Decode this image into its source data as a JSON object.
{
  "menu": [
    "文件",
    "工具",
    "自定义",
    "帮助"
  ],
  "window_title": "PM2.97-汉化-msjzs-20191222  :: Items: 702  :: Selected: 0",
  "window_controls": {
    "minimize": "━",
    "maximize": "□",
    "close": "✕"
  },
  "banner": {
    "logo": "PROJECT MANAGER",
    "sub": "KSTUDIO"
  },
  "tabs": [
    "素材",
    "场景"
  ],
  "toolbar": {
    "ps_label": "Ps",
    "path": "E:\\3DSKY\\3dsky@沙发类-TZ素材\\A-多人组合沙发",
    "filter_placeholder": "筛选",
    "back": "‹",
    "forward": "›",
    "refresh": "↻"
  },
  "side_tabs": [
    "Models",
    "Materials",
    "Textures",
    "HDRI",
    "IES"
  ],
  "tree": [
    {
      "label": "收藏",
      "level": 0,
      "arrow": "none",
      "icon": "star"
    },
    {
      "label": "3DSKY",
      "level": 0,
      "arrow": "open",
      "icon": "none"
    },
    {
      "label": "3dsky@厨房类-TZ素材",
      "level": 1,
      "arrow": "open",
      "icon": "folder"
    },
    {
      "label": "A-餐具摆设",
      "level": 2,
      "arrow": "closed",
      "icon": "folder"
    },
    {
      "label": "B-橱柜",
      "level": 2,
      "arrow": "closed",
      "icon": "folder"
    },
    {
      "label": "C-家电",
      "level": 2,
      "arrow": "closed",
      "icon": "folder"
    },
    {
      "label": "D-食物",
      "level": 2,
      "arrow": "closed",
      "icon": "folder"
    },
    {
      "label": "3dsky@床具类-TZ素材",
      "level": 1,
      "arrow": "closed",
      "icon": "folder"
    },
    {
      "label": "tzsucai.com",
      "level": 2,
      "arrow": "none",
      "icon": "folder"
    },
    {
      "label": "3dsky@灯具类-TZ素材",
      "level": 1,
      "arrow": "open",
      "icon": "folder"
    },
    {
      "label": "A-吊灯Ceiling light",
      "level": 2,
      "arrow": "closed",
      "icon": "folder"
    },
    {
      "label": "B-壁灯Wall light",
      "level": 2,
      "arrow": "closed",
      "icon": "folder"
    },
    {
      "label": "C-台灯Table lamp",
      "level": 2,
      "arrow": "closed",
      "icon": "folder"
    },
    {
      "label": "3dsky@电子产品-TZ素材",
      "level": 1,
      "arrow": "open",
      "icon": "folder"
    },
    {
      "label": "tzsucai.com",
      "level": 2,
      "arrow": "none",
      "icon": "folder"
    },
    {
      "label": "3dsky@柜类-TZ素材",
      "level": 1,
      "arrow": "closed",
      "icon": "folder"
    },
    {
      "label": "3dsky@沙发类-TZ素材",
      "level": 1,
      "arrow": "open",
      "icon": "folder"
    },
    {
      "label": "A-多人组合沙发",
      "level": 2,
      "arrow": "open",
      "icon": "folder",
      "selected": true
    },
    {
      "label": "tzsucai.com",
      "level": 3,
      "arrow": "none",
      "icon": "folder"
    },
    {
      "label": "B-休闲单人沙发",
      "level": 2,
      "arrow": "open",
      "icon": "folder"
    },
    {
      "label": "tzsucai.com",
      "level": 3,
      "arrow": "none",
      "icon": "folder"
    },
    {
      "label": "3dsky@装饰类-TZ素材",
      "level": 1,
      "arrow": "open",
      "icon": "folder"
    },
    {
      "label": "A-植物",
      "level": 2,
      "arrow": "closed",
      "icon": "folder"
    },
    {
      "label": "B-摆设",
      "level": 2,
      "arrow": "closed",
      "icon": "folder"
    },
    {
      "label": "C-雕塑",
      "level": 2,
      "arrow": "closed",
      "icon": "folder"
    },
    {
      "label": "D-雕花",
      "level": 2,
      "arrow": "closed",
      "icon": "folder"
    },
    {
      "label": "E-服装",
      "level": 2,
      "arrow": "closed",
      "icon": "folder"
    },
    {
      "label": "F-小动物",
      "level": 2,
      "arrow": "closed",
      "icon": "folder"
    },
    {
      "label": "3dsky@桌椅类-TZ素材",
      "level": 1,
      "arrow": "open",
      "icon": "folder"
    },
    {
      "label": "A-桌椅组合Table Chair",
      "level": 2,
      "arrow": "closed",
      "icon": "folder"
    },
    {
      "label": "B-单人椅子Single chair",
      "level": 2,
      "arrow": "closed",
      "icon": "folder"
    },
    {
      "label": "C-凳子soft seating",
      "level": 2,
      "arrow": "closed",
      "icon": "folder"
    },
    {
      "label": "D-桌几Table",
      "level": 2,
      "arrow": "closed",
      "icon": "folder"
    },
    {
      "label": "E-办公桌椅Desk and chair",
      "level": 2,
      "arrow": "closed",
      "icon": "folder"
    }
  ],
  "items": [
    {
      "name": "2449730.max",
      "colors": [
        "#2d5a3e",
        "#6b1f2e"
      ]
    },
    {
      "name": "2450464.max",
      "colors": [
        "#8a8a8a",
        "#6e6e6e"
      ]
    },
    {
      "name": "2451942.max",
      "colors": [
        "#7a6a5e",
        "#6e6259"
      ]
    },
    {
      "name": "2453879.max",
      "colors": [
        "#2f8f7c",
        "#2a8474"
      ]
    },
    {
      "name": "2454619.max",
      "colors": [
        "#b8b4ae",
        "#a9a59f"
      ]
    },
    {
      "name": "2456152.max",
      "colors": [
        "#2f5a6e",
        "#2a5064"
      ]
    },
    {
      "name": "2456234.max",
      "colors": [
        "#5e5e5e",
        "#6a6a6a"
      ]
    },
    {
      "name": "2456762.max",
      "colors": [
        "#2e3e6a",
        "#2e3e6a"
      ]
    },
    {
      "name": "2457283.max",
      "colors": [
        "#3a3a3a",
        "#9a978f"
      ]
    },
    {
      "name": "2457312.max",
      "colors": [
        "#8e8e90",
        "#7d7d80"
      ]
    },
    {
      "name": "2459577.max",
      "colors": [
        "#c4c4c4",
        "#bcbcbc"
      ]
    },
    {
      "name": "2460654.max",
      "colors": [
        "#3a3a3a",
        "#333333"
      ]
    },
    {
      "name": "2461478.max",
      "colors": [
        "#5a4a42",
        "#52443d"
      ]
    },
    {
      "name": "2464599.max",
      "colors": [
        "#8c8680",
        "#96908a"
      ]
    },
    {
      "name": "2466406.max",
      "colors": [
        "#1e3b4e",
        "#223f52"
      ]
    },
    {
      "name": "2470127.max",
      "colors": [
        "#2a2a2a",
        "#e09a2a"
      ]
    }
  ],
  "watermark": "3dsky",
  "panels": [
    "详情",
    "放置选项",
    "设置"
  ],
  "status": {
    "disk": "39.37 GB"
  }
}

__________

## Given task:
Exact output of every entry is required.

## Answer:
Decode this image into its source data as a JSON object.
{
  "menu": [
    "文件",
    "工具",
    "自定义",
    "帮助"
  ],
  "window_title": "PM2.97-汉化-msjzs-20191222  :: Items: 702  :: Selected: 0",
  "window_controls": {
    "minimize": "━",
    "maximize": "□",
    "close": "✕"
  },
  "banner": {
    "logo": "PROJECT MANAGER",
    "sub": "KSTUDIO"
  },
  "tabs": [
    "素材",
    "场景"
  ],
  "toolbar": {
    "ps_label": "Ps",
    "path": "E:\\3DSKY\\3dsky@沙发类-TZ素材\\A-多人组合沙发",
    "filter_placeholder": "筛选",
    "back": "‹",
    "forward": "›",
    "refresh": "↻"
  },
  "side_tabs": [
    "Models",
    "Materials",
    "Textures",
    "HDRI",
    "IES"
  ],
  "tree": [
    {
      "label": "收藏",
      "level": 0,
      "arrow": "none",
      "icon": "star"
    },
    {
      "label": "3DSKY",
      "level": 0,
      "arrow": "open",
      "icon": "none"
    },
    {
      "label": "3dsky@厨房类-TZ素材",
      "level": 1,
      "arrow": "open",
      "icon": "folder"
    },
    {
      "label": "A-餐具摆设",
      "level": 2,
      "arrow": "closed",
      "icon": "folder"
    },
    {
      "label": "B-橱柜",
      "level": 2,
      "arrow": "closed",
      "icon": "folder"
    },
    {
      "label": "C-家电",
      "level": 2,
      "arrow": "closed",
      "icon": "folder"
    },
    {
      "label": "D-食物",
      "level": 2,
      "arrow": "closed",
      "icon": "folder"
    },
    {
      "label": "3dsky@床具类-TZ素材",
      "level": 1,
      "arrow": "closed",
      "icon": "folder"
    },
    {
      "label": "tzsucai.com",
      "level": 2,
      "arrow": "none",
      "icon": "folder"
    },
    {
      "label": "3dsky@灯具类-TZ素材",
      "level": 1,
      "arrow": "open",
      "icon": "folder"
    },
    {
      "label": "A-吊灯Ceiling light",
      "level": 2,
      "arrow": "closed",
      "icon": "folder"
    },
    {
      "label": "B-壁灯Wall light",
      "level": 2,
      "arrow": "closed",
      "icon": "folder"
    },
    {
      "label": "C-台灯Table lamp",
      "level": 2,
      "arrow": "closed",
      "icon": "folder"
    },
    {
      "label": "3dsky@电子产品-TZ素材",
      "level": 1,
      "arrow": "open",
      "icon": "folder"
    },
    {
      "label": "tzsucai.com",
      "level": 2,
      "arrow": "none",
      "icon": "folder"
    },
    {
      "label": "3dsky@柜类-TZ素材",
      "level": 1,
      "arrow": "closed",
      "icon": "folder"
    },
    {
      "label": "3dsky@沙发类-TZ素材",
      "level": 1,
      "arrow": "open",
      "icon": "folder"
    },
    {
      "label": "A-多人组合沙发",
      "level": 2,
      "arrow": "open",
      "icon": "folder",
      "selected": true
    },
    {
      "label": "tzsucai.com",
      "level": 3,
      "arrow": "none",
      "icon": "folder"
    },
    {
      "label": "B-休闲单人沙发",
      "level": 2,
      "arrow": "open",
      "icon": "folder"
    },
    {
      "label": "tzsucai.com",
      "level": 3,
      "arrow": "none",
      "icon": "folder"
    },
    {
      "label": "3dsky@装饰类-TZ素材",
      "level": 1,
      "arrow": "open",
      "icon": "folder"
    },
    {
      "label": "A-植物",
      "level": 2,
      "arrow": "closed",
      "icon": "folder"
    },
    {
      "label": "B-摆设",
      "level": 2,
      "arrow": "closed",
      "icon": "folder"
    },
    {
      "label": "C-雕塑",
      "level": 2,
      "arrow": "closed",
      "icon": "folder"
    },
    {
      "label": "D-雕花",
      "level": 2,
      "arrow": "closed",
      "icon": "folder"
    },
    {
      "label": "E-服装",
      "level": 2,
      "arrow": "closed",
      "icon": "folder"
    },
    {
      "label": "F-小动物",
      "level": 2,
      "arrow": "closed",
      "icon": "folder"
    },
    {
      "label": "3dsky@桌椅类-TZ素材",
      "level": 1,
      "arrow": "open",
      "icon": "folder"
    },
    {
      "label": "A-桌椅组合Table Chair",
      "level": 2,
      "arrow": "closed",
      "icon": "folder"
    },
    {
      "label": "B-单人椅子Single chair",
      "level": 2,
      "arrow": "closed",
      "icon": "folder"
    },
    {
      "label": "C-凳子soft seating",
      "level": 2,
      "arrow": "closed",
      "icon": "folder"
    },
    {
      "label": "D-桌几Table",
      "level": 2,
      "arrow": "closed",
      "icon": "folder"
    },
    {
      "label": "E-办公桌椅Desk and chair",
      "level": 2,
      "arrow": "closed",
      "icon": "folder"
    }
  ],
  "items": [
    {
      "name": "2449730.max",
      "colors": [
        "#2d5a3e",
        "#6b1f2e"
      ]
    },
    {
      "name": "2450464.max",
      "colors": [
        "#8a8a8a",
        "#6e6e6e"
      ]
    },
    {
      "name": "2451942.max",
      "colors": [
        "#7a6a5e",
        "#6e6259"
      ]
    },
    {
      "name": "2453879.max",
      "colors": [
        "#2f8f7c",
        "#2a8474"
      ]
    },
    {
      "name": "2454619.max",
      "colors": [
        "#b8b4ae",
        "#a9a59f"
      ]
    },
    {
      "name": "2456152.max",
      "colors": [
        "#2f5a6e",
        "#2a5064"
      ]
    },
    {
      "name": "2456234.max",
      "colors": [
        "#5e5e5e",
        "#6a6a6a"
      ]
    },
    {
      "name": "2456762.max",
      "colors": [
        "#2e3e6a",
        "#2e3e6a"
      ]
    },
    {
      "name": "2457283.max",
      "colors": [
        "#3a3a3a",
        "#9a978f"
      ]
    },
    {
      "name": "2457312.max",
      "colors": [
        "#8e8e90",
        "#7d7d80"
      ]
    },
    {
      "name": "2459577.max",
      "colors": [
        "#c4c4c4",
        "#bcbcbc"
      ]
    },
    {
      "name": "2460654.max",
      "colors": [
        "#3a3a3a",
        "#333333"
      ]
    },
    {
      "name": "2461478.max",
      "colors": [
        "#5a4a42",
        "#52443d"
      ]
    },
    {
      "name": "2464599.max",
      "colors": [
        "#8c8680",
        "#96908a"
      ]
    },
    {
      "name": "2466406.max",
      "colors": [
        "#1e3b4e",
        "#223f52"
      ]
    },
    {
      "name": "2470127.max",
      "colors": [
        "#2a2a2a",
        "#e09a2a"
      ]
    }
  ],
  "watermark": "3dsky",
  "panels": [
    "详情",
    "放置选项",
    "设置"
  ],
  "status": {
    "disk": "39.37 GB"
  }
}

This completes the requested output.